> [Work to do]:
Only the lines holding the string "梅山傩戏" are needed. Copy each one.

> [Supplied data]:
- - - -

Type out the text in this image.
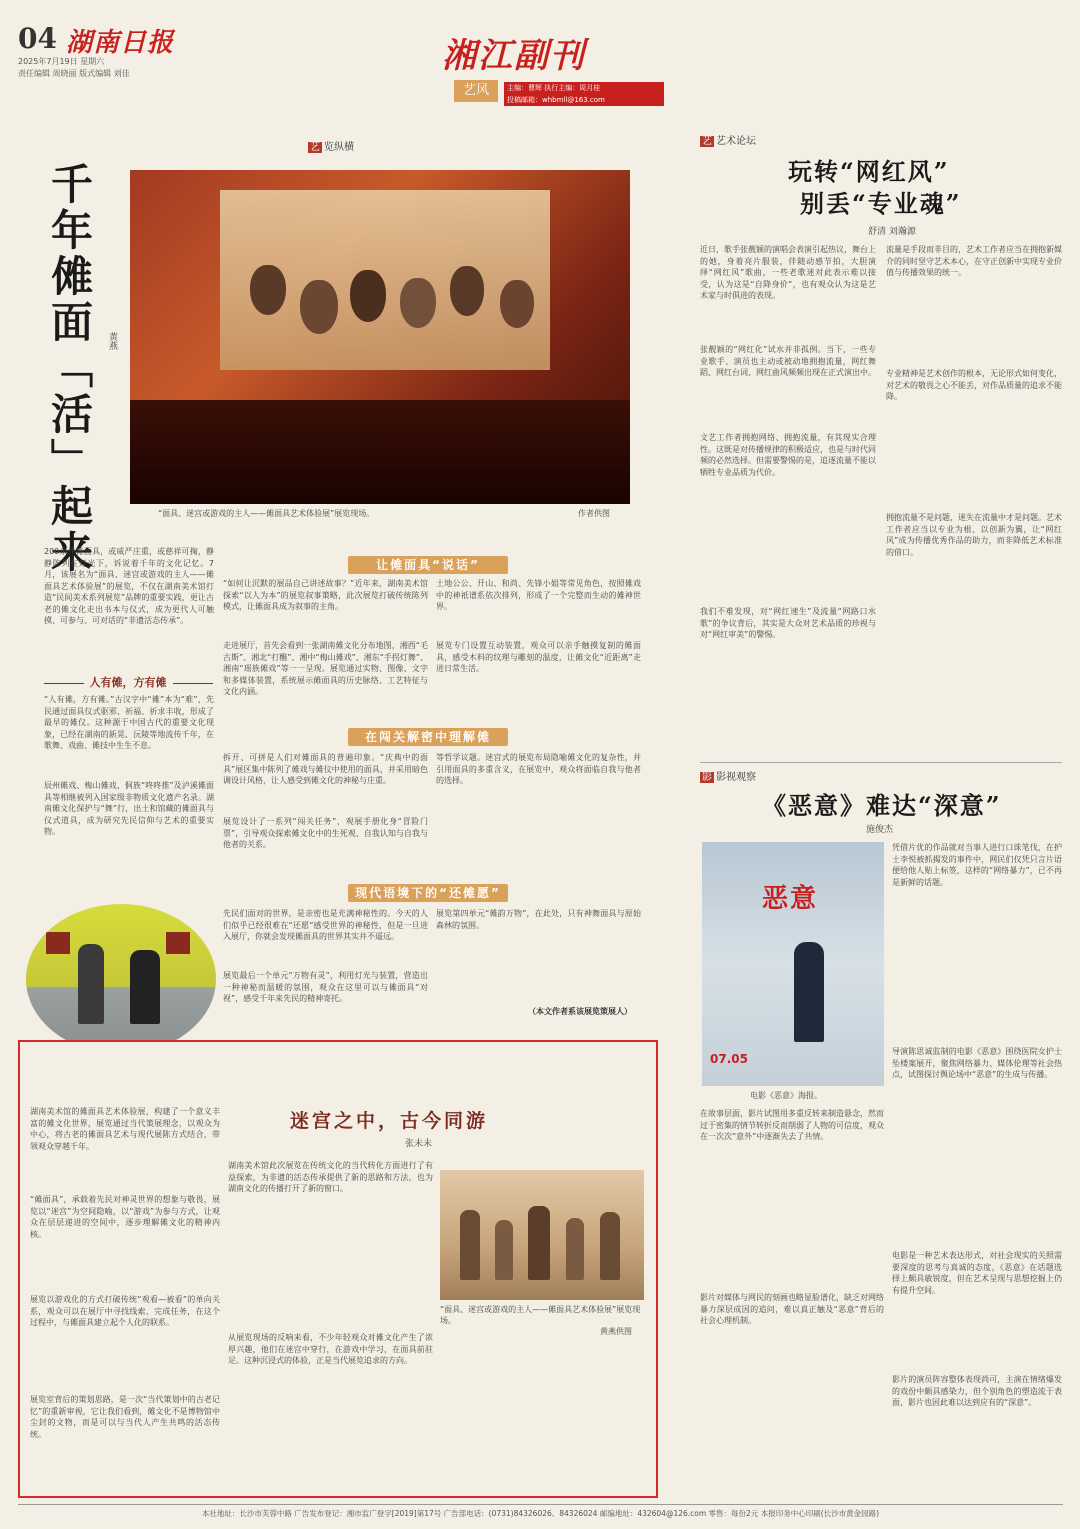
04 湖南日报
2025年7月19日 星期六
责任编辑 周晓丽 版式编辑 刘佳	湘江副刊
艺风	主编：曹辉 执行主编：周月桂
投稿邮箱：whbmll@163.com
艺 览纵横
千年傩面「活」起来 黄燕
“面具、迷宫或游戏的主人——傩面具艺术体验展”展览现场。	作者供图
200余件傩面具，或威严庄重，或慈祥可掬，静静陈列在灯光下，诉说着千年的文化记忆。7月，该展名为“面具、迷宫或游戏的主人——傩面具艺术体验展”的展览，不仅在湖南美术馆打造“民间美术系列展览”品牌的重要实践，更让古老的傩文化走出书本与仪式，成为更代人可触摸、可参与、可对话的“非遗活态传承”。
人有傩，方有傩
“人有傩，方有傩。”古汉字中“傩”本为“难”，先民通过面具仪式驱邪、祈福、祈求丰收，形成了最早的傩仪。这种源于中国古代的重要文化现象，已经在湖南的新晃、沅陵等地流传千年，在歌舞、戏曲、傩技中生生不息。
辰州傩戏、梅山傩戏、侗族“咚咚推”及泸溪傩面具等相继被列入国家级非物质文化遗产名录。湖南傩文化保护与“舞”行，出土和馆藏的傩面具与仪式道具，成为研究先民信仰与艺术的重要实物。
让傩面具“说话”
“如何让沉默的展品自己讲述故事？”近年来，湖南美术馆探索“以人为本”的展览叙事策略，此次展览打破传统陈列模式，让傩面具成为叙事的主角。
走进展厅，首先会看到一张湖南傩文化分布地图，湘西“毛古斯”、湘北“打醮”、湘中“梅山傩戏”、湘东“手拐灯舞”、湘南“瑶族傩戏”等一一呈现。展览通过实物、图像、文字和多媒体装置，系统展示傩面具的历史脉络、工艺特征与文化内涵。
土地公公、开山、和尚、先锋小姐等常见角色，按照傩戏中的神祇谱系依次排列，形成了一个完整而生动的傩神世界。
展览专门设置互动装置，观众可以亲手触摸复制的傩面具，感受木料的纹理与雕刻的温度，让傩文化“近距离”走进日常生活。
在闯关解密中理解傩
拆开、可拼是人们对傩面具的普遍印象。“庆典中的面具”展区集中陈列了傩戏与傩仪中使用的面具，并采用暗色调设计风格，让人感受到傩文化的神秘与庄重。
展览设计了一系列“闯关任务”，观展手册化身“冒险门票”，引导观众探索傩文化中的生死观、自我认知与自我与他者的关系。
等哲学议题。迷宫式的展览布局隐喻傩文化的复杂性，并引用面具的多重含义，在展览中，观众将面临自我与他者的选择。
现代语境下的“还傩愿”
先民们面对的世界，是亲密也是充满神秘性的。今天的人们似乎已经很难在“还愿”感受世界的神秘性，但是一旦进入展厅，你就会发现傩面具的世界其实并不遥远。
展览最后一个单元“万物有灵”，利用灯光与装置，营造出一种神秘而温暖的氛围，观众在这里可以与傩面具“对视”，感受千年来先民的精神寄托。
展览第四单元“傩韵万物”，在此处，只有神舞面具与原始森林的氛围。
（本文作者系该展览策展人）
迷宫之中，古今同游
张未未
湖南美术馆的傩面具艺术体验展，构建了一个意义丰富的傩文化世界，展览通过当代策展理念，以观众为中心，将古老的傩面具艺术与现代展陈方式结合，带领观众穿越千年。
“傩面具”，承载着先民对神灵世界的想象与敬畏，展览以“迷宫”为空间隐喻，以“游戏”为参与方式，让观众在层层递进的空间中，逐步理解傩文化的精神内核。
展览以游戏化的方式打破传统“观看—被看”的单向关系，观众可以在展厅中寻找线索、完成任务，在这个过程中，与傩面具建立起个人化的联系。
展览室背后的策划思路，是一次“当代策划中的古老记忆”的重新审视，它让我们看到，傩文化不是博物馆中尘封的文物，而是可以与当代人产生共鸣的活态传统。
湖南美术馆此次展览在传统文化的当代转化方面进行了有益探索，为非遗的活态传承提供了新的思路和方法，也为湖南文化的传播打开了新的窗口。
从展览现场的反响来看，不少年轻观众对傩文化产生了浓厚兴趣，他们在迷宫中穿行，在游戏中学习，在面具前驻足。这种沉浸式的体验，正是当代展览追求的方向。
“面具、迷宫或游戏的主人——傩面具艺术体验展”展览现场。
黄燕供图
艺 艺术论坛
玩转“网红风”
别丢“专业魂”
舒清 刘瀚源
近日，歌手张靓颖的演唱会表演引起热议，舞台上的她，身着亮片服装，伴随动感节拍，大胆演绎“网红风”歌曲，一些老歌迷对此表示难以接受，认为这是“自降身价”，也有观众认为这是艺术家与时俱进的表现。
张靓颖的“网红化”试水并非孤例。当下，一些专业歌手、演员也主动或被动地拥抱流量，网红舞蹈、网红台词、网红曲风频频出现在正式演出中。
文艺工作者拥抱网络、拥抱流量，有其现实合理性。这既是对传播规律的积极适应，也是与时代同频的必然选择。但需要警惕的是，追逐流量不能以牺牲专业品质为代价。
我们不难发现，对“网红速生”及流量“网路口水歌”的争议背后，其实是大众对艺术品质的珍视与对“网红审美”的警惕。
流量是手段而非目的，艺术工作者应当在拥抱新媒介的同时坚守艺术本心，在守正创新中实现专业价值与传播效果的统一。
专业精神是艺术创作的根本，无论形式如何变化，对艺术的敬畏之心不能丢，对作品质量的追求不能降。
拥抱流量不是问题，迷失在流量中才是问题。艺术工作者应当以专业为根、以创新为翼，让“网红风”成为传播优秀作品的助力，而非降低艺术标准的借口。
影 影视观察
《恶意》难达“深意”
施俊杰
恶意
07.05
电影《恶意》海报。
凭借片优的作品就对当事人进行口诛笔伐，在护士李悦被抓揭发的事件中，网民们仅凭只言片语便给他人贴上标签，这样的“网络暴力”，已不再是新鲜的话题。
导演陈思诚监制的电影《恶意》围绕医院女护士坠楼案展开，聚焦网络暴力、媒体伦理等社会热点，试图探讨舆论场中“恶意”的生成与传播。
在故事层面，影片试图用多重反转来制造悬念，然而过于密集的情节转折反而削弱了人物的可信度，观众在一次次“意外”中逐渐失去了共情。
影片对媒体与网民的刻画也略显脸谱化，缺乏对网络暴力深层成因的追问，难以真正触及“恶意”背后的社会心理机制。
电影是一种艺术表达形式，对社会现实的关照需要深度的思考与真诚的态度，《恶意》在话题选择上颇具敏锐度，但在艺术呈现与思想挖掘上仍有提升空间。
影片的演员阵容整体表现尚可，主演在情绪爆发的戏份中颇具感染力，但个别角色的塑造流于表面，影片也因此难以达到应有的“深意”。
本社地址：长沙市芙蓉中路 广告发布登记：湘市监广登字[2019]第17号 广告部电话：(0731)84326026、84326024 邮编地址：432604@126.com 零售：每份2元 本报印务中心印刷(长沙市黄金园路)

- - - -

> [In response]:
辰州傩戏、梅山傩戏、侗族“咚咚推”及泸溪傩面具等相继被列入国家级非物质文化遗产名录。湖南傩文化保护与“舞”行，出土和馆藏的傩面具与仪式道具，成为研究先民信仰与艺术的重要实物。
走进展厅，首先会看到一张湖南傩文化分布地图，湘西“毛古斯”、湘北“打醮”、湘中“梅山傩戏”、湘东“手拐灯舞”、湘南“瑶族傩戏”等一一呈现。展览通过实物、图像、文字和多媒体装置，系统展示傩面具的历史脉络、工艺特征与文化内涵。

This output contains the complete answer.